WHAT IS NEEDED |
Every line of the material is to be quoted verbatim, minus the pictures.

** START OF DATA SUPPLIED **

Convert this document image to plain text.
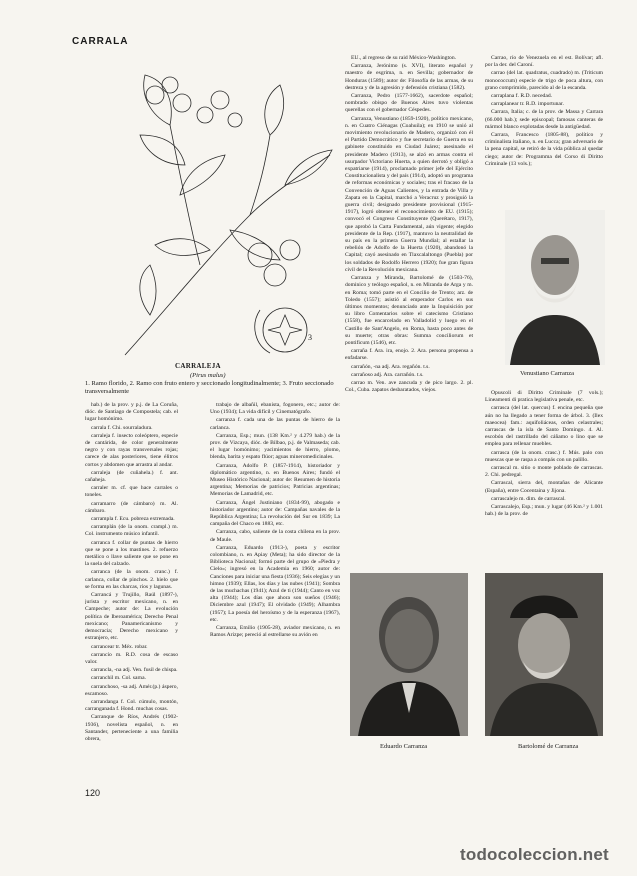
CARRALA
3
CARRALEJA
(Pirus malus)
1. Ramo florido, 2. Ramo con fruto entero y seccionado longitudinalmente; 3. Fruto seccionado transversalmente

hab.) de la prov. y p.j. de La Coruña, dióc. de Santiago de Compostela; cab. el lugar homónimo.

carrala f. Chi. sourraladura.

carraleja f. insecto coleóptero, especie de cantárida, de color generalmente negro y con rayas transversales rojas; carece de alas posteriores, tiene élitros cortos y abdomen que arrastra al andar.

carraleja (de cuñahela.) f. ant. cañaheja.

carraler m. cf. que hace carrales o toneles.

carramarro (de cámbaro) m. Al. cámbaro.

carrampla f. Ecu. pobreza extremada.

carramplán (de la onom. crampl.) m. Col. instrumento músico infantil.

carranca f. collar de puntas de hierro que se pone a los mastines. 2. refuerzo metálico o llave saliente que se pone en la suela del calzado.

carranca (de la onom. cranc.) f. carlanca, collar de pinchos. 2. hielo que se forma en las charcas, ríos y lagunas.

Carrancá y Trujillo, Raúl (1897-), jurista y escritor mexicano, n. en Campeche; autor de: La evolución política de Iberoamérica; Derecho Penal mexicano; Panamericanismo y democracia; Derecho mexicano y extranjero, etc.

carrancear tr. Méx. robar.

carrancío m. R.D. cosa de escaso valor.

carrancla, -na adj. Ven. fusil de chispa.

carranchil m. Col. sarna.

carranchoso, -sa adj. Amér.(p.) áspero, escamoso.

carrandanga f. Col. cúmulo, montón, carranganada f. Hond. muchas cosas.

Carranque de Ríos, Andrés (1902-1936), novelista español, n. en Santander, perteneciente a una familia obrera,

trabajo de albañil, ebanista, fogonero, etc.; autor de: Uno (1934); La vida difícil y Cinematógrafo.

carranza f. cada una de las puntas de hierro de la carlanca.

Carranza, Esp.; mun. (138 Km.² y 4.279 hab.) de la prov. de Vizcaya, dióc. de Bilbao, p.j. de Valmaseda; cab. el lugar homónimo; yacimientos de hierro, plomo, blenda, barita y espato flúor; aguas mineromedicinales.

Carranza, Adolfo P. (1857-1914), historiador y diplomático argentino, n. en Buenos Aires; fundó el Museo Histórico Nacional; autor de: Resumen de historia argentina; Memorias de patricios; Patricias argentinas; Memorias de Lamadrid, etc.

Carranza, Ángel Justiniano (1834-99), abogado e historiador argentino; autor de: Campañas navales de la República Argentina; La revolución del Sur en 1839; La campaña del Chaco en 1883, etc.

Carranza, cabo, saliente de la costa chilena en la prov. de Maule.

Carranza, Eduardo (1913-), poeta y escritor colombiano, n. en Apiay (Meta); ha sido director de la Biblioteca Nacional; formó parte del grupo de «Piedra y Cielo»; ingresó en la Academia en 1960; autor de: Canciones para iniciar una fiesta (1936); Seis elegías y un himno (1939); Ellas, los días y las nubes (1941); Sombra de las muchachas (1941); Azul de ti (1944); Canto en voz alta (1944); Los días que ahora son sueños (1946); Diciembre azul (1947); El olvidado (1949); Alhambra (1957); La poesía del heroísmo y de la esperanza (1967), etc.

Carranza, Emilio (1905-28), aviador mexicano, n. en Ramos Arizpe; pereció al estrellarse su avión en

EU., al regreso de su raid México-Washington.

Carranza, Jerónimo (s. XVI), literato español y maestro de esgrima, n. en Sevilla; gobernador de Honduras (1589); autor de: Filosofía de las armas, de su destreza y de la agresión y defensión cristiana (1582).

Carranza, Pedro (1577-1662), sacerdote español; nombrado obispo de Buenos Aires tuvo violentas querellas con el gobernador Céspedes.

Carranza, Venustiano (1859-1920), político mexicano, n. en Cuatro Ciénagas (Coahuila); en 1910 se unió al movimiento revolucionario de Madero, organizó con él el Partido Democrático y fue secretario de Guerra en su gabinete constituido en Ciudad Juárez; asesinado el presidente Madero (1913), se alzó en armas contra el usurpador Victoriano Huerta, a quien derrotó y obligó a expatriarse (1914), proclamado primer jefe del Ejército Constitucionalista y del país (1914), adoptó un programa de reformas económicas y sociales; tras el fracaso de la Convención de Aguas Calientes, y la entrada de Villa y Zapata en la Capital, marchó a Veracruz y prosiguió la guerra civil; designado presidente provisional (1915-1917), logró obtener el reconocimiento de EU. (1915); convocó el Congreso Constituyente (Querétaro, 1917), que aprobó la Carta Fundamental, aún vigente; elegido presidente de la Rep. (1917), mantuvo la neutralidad de su país en la primera Guerra Mundial; al estallar la rebelión de Adolfo de la Huerta (1920), abandonó la Capital; cayó asesinado en Tlaxcalaltongo (Puebla) por los soldados de Rodolfo Herrero (1920); fue gran figura civil de la Revolución mexicana.

Carranza y Miranda, Bartolomé de (1503-76), dominico y teólogo español, n. en Miranda de Arga y m. en Roma; tomó parte en el Concilio de Trento; arz. de Toledo (1557); asistió al emperador Carlos en sus últimos momentos; denunciado ante la Inquisición por su libro Comentarios sobre el catecismo Cristiano (1558), fue encarcelado en Valladolid y luego en el Castillo de Sant'Angelo, en Roma, hasta poco antes de su muerte; otras obras: Summa conciliorum et pontificum (1546), etc.

carraña f. Ara. ira, enojo. 2. Ara. persona propensa a enfadarse.

carrañón, -na adj. Ara. regañón. t.s.

carrañoso adj. Ara. carrañón. t.s.

carrao m. Ven. ave zancuda y de pico largo. 2. pl. Col., Cuba. zapatos desbaratados, viejos.

Carrao, río de Venezuela en el est. Bolívar; afl. por la der. del Caroní.

carrao (del lat. quadratus, cuadrado) m. (Triticum monococcum) especie de trigo de poca altura, con grano comprimido, parecido al de la escanda.

carraplana f. R.D. necedad.

carraplanear tr. R.D. importunar.

Carrara, Italia; c. de la prov. de Massa y Carrara (66.000 hab.); sede episcopal; famosas canteras de mármol blanco explotadas desde la antigüedad.

Carrara, Francesco (1805-88), político y criminalista italiano, n. en Lucca; gran adversario de la pena capital, se retiró de la vida pública al quedar ciego; autor de: Programma del Corso di Diritto Criminale (13 vols.);

Venustiano Carranza

Opuscoli di Diritto Criminale (7 vols.); Lineamenti di pratica legislativa penale, etc.

carrasca (del lat. quercus) f. encina pequeña que aún no ha llegado a tener forma de árbol. 3. (Ilex maeocea) fam.: aquifoliáceas, orden celastrales; carrascas de la isla de Santo Domingo. 4. Al. escobón del rastrillado del cáñamo o lino que se emplea para rellenar muebles.

carrasca (de la onom. crasc.) f. Mús. palo con muescas que se raspa a compás con un palillo.

carrascal m. sitio o monte poblado de carrascas. 2. Chi. pedregal.

Carrascal, sierra del, montañas de Alicante (España), entre Cocentaina y Jijona.

carrascalejo m. dim. de carrascal.

Carrascalejo, Esp.; mun. y lugar (46 Km.² y 1.001 hab.) de la prov. de

Eduardo Carranza	Bartolomé de Carranza
120
todocoleccion.net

** END OF DATA SUPPLIED **

THE REPLY |
Convert this document image to plain text.
CARRALA
3
CARRALEJA
(Pirus malus)
1. Ramo florido, 2. Ramo con fruto entero y seccionado longitudinalmente; 3. Fruto seccionado transversalmente

hab.) de la prov. y p.j. de La Coruña, dióc. de Santiago de Compostela; cab. el lugar homónimo.

carrala f. Chi. sourraladura.

carraleja f. insecto coleóptero, especie de cantárida, de color generalmente negro y con rayas transversales rojas; carece de alas posteriores, tiene élitros cortos y abdomen que arrastra al andar.

carraleja (de cuñahela.) f. ant. cañaheja.

carraler m. cf. que hace carrales o toneles.

carramarro (de cámbaro) m. Al. cámbaro.

carrampla f. Ecu. pobreza extremada.

carramplán (de la onom. crampl.) m. Col. instrumento músico infantil.

carranca f. collar de puntas de hierro que se pone a los mastines. 2. refuerzo metálico o llave saliente que se pone en la suela del calzado.

carranca (de la onom. cranc.) f. carlanca, collar de pinchos. 2. hielo que se forma en las charcas, ríos y lagunas.

Carrancá y Trujillo, Raúl (1897-), jurista y escritor mexicano, n. en Campeche; autor de: La evolución política de Iberoamérica; Derecho Penal mexicano; Panamericanismo y democracia; Derecho mexicano y extranjero, etc.

carrancear tr. Méx. robar.

carrancío m. R.D. cosa de escaso valor.

carrancla, -na adj. Ven. fusil de chispa.

carranchil m. Col. sarna.

carranchoso, -sa adj. Amér.(p.) áspero, escamoso.

carrandanga f. Col. cúmulo, montón, carranganada f. Hond. muchas cosas.

Carranque de Ríos, Andrés (1902-1936), novelista español, n. en Santander, perteneciente a una familia obrera,

trabajo de albañil, ebanista, fogonero, etc.; autor de: Uno (1934); La vida difícil y Cinematógrafo.

carranza f. cada una de las puntas de hierro de la carlanca.

Carranza, Esp.; mun. (138 Km.² y 4.279 hab.) de la prov. de Vizcaya, dióc. de Bilbao, p.j. de Valmaseda; cab. el lugar homónimo; yacimientos de hierro, plomo, blenda, barita y espato flúor; aguas mineromedicinales.

Carranza, Adolfo P. (1857-1914), historiador y diplomático argentino, n. en Buenos Aires; fundó el Museo Histórico Nacional; autor de: Resumen de historia argentina; Memorias de patricios; Patricias argentinas; Memorias de Lamadrid, etc.

Carranza, Ángel Justiniano (1834-99), abogado e historiador argentino; autor de: Campañas navales de la República Argentina; La revolución del Sur en 1839; La campaña del Chaco en 1883, etc.

Carranza, cabo, saliente de la costa chilena en la prov. de Maule.

Carranza, Eduardo (1913-), poeta y escritor colombiano, n. en Apiay (Meta); ha sido director de la Biblioteca Nacional; formó parte del grupo de «Piedra y Cielo»; ingresó en la Academia en 1960; autor de: Canciones para iniciar una fiesta (1936); Seis elegías y un himno (1939); Ellas, los días y las nubes (1941); Sombra de las muchachas (1941); Azul de ti (1944); Canto en voz alta (1944); Los días que ahora son sueños (1946); Diciembre azul (1947); El olvidado (1949); Alhambra (1957); La poesía del heroísmo y de la esperanza (1967), etc.

Carranza, Emilio (1905-28), aviador mexicano, n. en Ramos Arizpe; pereció al estrellarse su avión en

EU., al regreso de su raid México-Washington.

Carranza, Jerónimo (s. XVI), literato español y maestro de esgrima, n. en Sevilla; gobernador de Honduras (1589); autor de: Filosofía de las armas, de su destreza y de la agresión y defensión cristiana (1582).

Carranza, Pedro (1577-1662), sacerdote español; nombrado obispo de Buenos Aires tuvo violentas querellas con el gobernador Céspedes.

Carranza, Venustiano (1859-1920), político mexicano, n. en Cuatro Ciénagas (Coahuila); en 1910 se unió al movimiento revolucionario de Madero, organizó con él el Partido Democrático y fue secretario de Guerra en su gabinete constituido en Ciudad Juárez; asesinado el presidente Madero (1913), se alzó en armas contra el usurpador Victoriano Huerta, a quien derrotó y obligó a expatriarse (1914), proclamado primer jefe del Ejército Constitucionalista y del país (1914), adoptó un programa de reformas económicas y sociales; tras el fracaso de la Convención de Aguas Calientes, y la entrada de Villa y Zapata en la Capital, marchó a Veracruz y prosiguió la guerra civil; designado presidente provisional (1915-1917), logró obtener el reconocimiento de EU. (1915); convocó el Congreso Constituyente (Querétaro, 1917), que aprobó la Carta Fundamental, aún vigente; elegido presidente de la Rep. (1917), mantuvo la neutralidad de su país en la primera Guerra Mundial; al estallar la rebelión de Adolfo de la Huerta (1920), abandonó la Capital; cayó asesinado en Tlaxcalaltongo (Puebla) por los soldados de Rodolfo Herrero (1920); fue gran figura civil de la Revolución mexicana.

Carranza y Miranda, Bartolomé de (1503-76), dominico y teólogo español, n. en Miranda de Arga y m. en Roma; tomó parte en el Concilio de Trento; arz. de Toledo (1557); asistió al emperador Carlos en sus últimos momentos; denunciado ante la Inquisición por su libro Comentarios sobre el catecismo Cristiano (1558), fue encarcelado en Valladolid y luego en el Castillo de Sant'Angelo, en Roma, hasta poco antes de su muerte; otras obras: Summa conciliorum et pontificum (1546), etc.

carraña f. Ara. ira, enojo. 2. Ara. persona propensa a enfadarse.

carrañón, -na adj. Ara. regañón. t.s.

carrañoso adj. Ara. carrañón. t.s.

carrao m. Ven. ave zancuda y de pico largo. 2. pl. Col., Cuba. zapatos desbaratados, viejos.

Carrao, río de Venezuela en el est. Bolívar; afl. por la der. del Caroní.

carrao (del lat. quadratus, cuadrado) m. (Triticum monococcum) especie de trigo de poca altura, con grano comprimido, parecido al de la escanda.

carraplana f. R.D. necedad.

carraplanear tr. R.D. importunar.

Carrara, Italia; c. de la prov. de Massa y Carrara (66.000 hab.); sede episcopal; famosas canteras de mármol blanco explotadas desde la antigüedad.

Carrara, Francesco (1805-88), político y criminalista italiano, n. en Lucca; gran adversario de la pena capital, se retiró de la vida pública al quedar ciego; autor de: Programma del Corso di Diritto Criminale (13 vols.);

Venustiano Carranza

Opuscoli di Diritto Criminale (7 vols.); Lineamenti di pratica legislativa penale, etc.

carrasca (del lat. quercus) f. encina pequeña que aún no ha llegado a tener forma de árbol. 3. (Ilex maeocea) fam.: aquifoliáceas, orden celastrales; carrascas de la isla de Santo Domingo. 4. Al. escobón del rastrillado del cáñamo o lino que se emplea para rellenar muebles.

carrasca (de la onom. crasc.) f. Mús. palo con muescas que se raspa a compás con un palillo.

carrascal m. sitio o monte poblado de carrascas. 2. Chi. pedregal.

Carrascal, sierra del, montañas de Alicante (España), entre Cocentaina y Jijona.

carrascalejo m. dim. de carrascal.

Carrascalejo, Esp.; mun. y lugar (46 Km.² y 1.001 hab.) de la prov. de

Eduardo Carranza	Bartolomé de Carranza
120
todocoleccion.net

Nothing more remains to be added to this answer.